Stored records
>>>

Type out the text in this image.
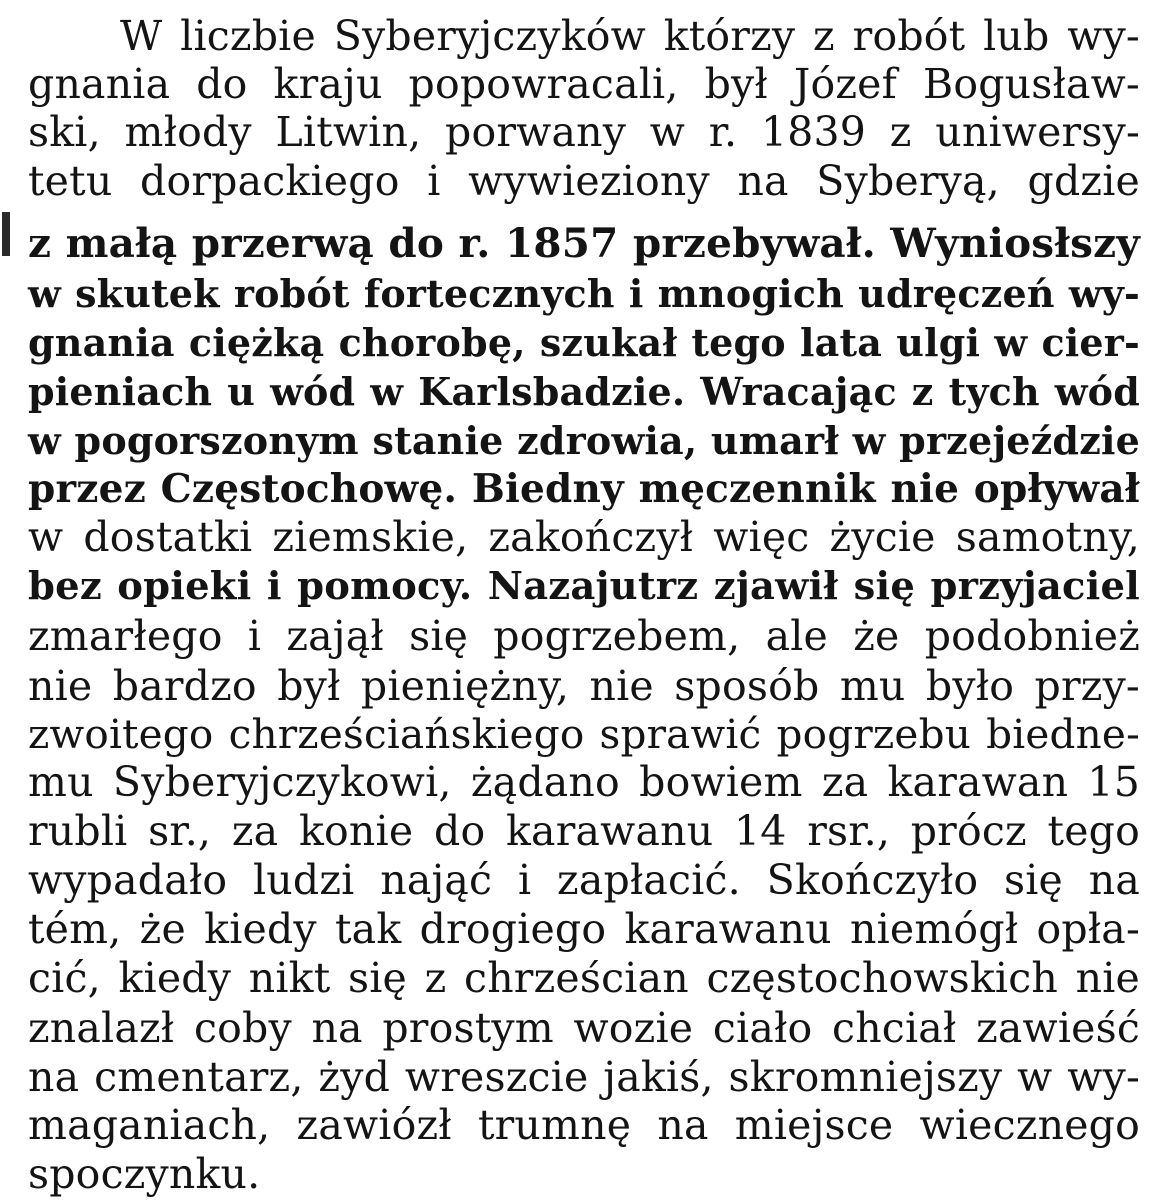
W liczbie Syberyjczyków którzy z robót lub wy-
gnania do kraju popowracali, był Józef Bogusław-
ski, młody Litwin, porwany w r. 1839 z uniwersy-
tetu dorpackiego i wywieziony na Syberyą, gdzie
z małą przerwą do r. 1857 przebywał. Wyniosłszy
w skutek robót fortecznych i mnogich udręczeń wy-
gnania ciężką chorobę, szukał tego lata ulgi w cier-
pieniach u wód w Karlsbadzie. Wracając z tych wód
w pogorszonym stanie zdrowia, umarł w przejeździe
przez Częstochowę. Biedny męczennik nie opływał
w dostatki ziemskie, zakończył więc życie samotny,
bez opieki i pomocy. Nazajutrz zjawił się przyjaciel
zmarłego i zajął się pogrzebem, ale że podobnież
nie bardzo był pieniężny, nie sposób mu było przy-
zwoitego chrześciańskiego sprawić pogrzebu biedne-
mu Syberyjczykowi, żądano bowiem za karawan 15
rubli sr., za konie do karawanu 14 rsr., prócz tego
wypadało ludzi nająć i zapłacić. Skończyło się na
tém, że kiedy tak drogiego karawanu niemógł opła-
cić, kiedy nikt się z chrześcian częstochowskich nie
znalazł coby na prostym wozie ciało chciał zawieść
na cmentarz, żyd wreszcie jakiś, skromniejszy w wy-
maganiach, zawiózł trumnę na miejsce wiecznego
spoczynku.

<<<

# TASK DETAILS
Give the number of lines in the entries above that include the string "karawanu". No other output is expected.

# FINAL ANSWER
2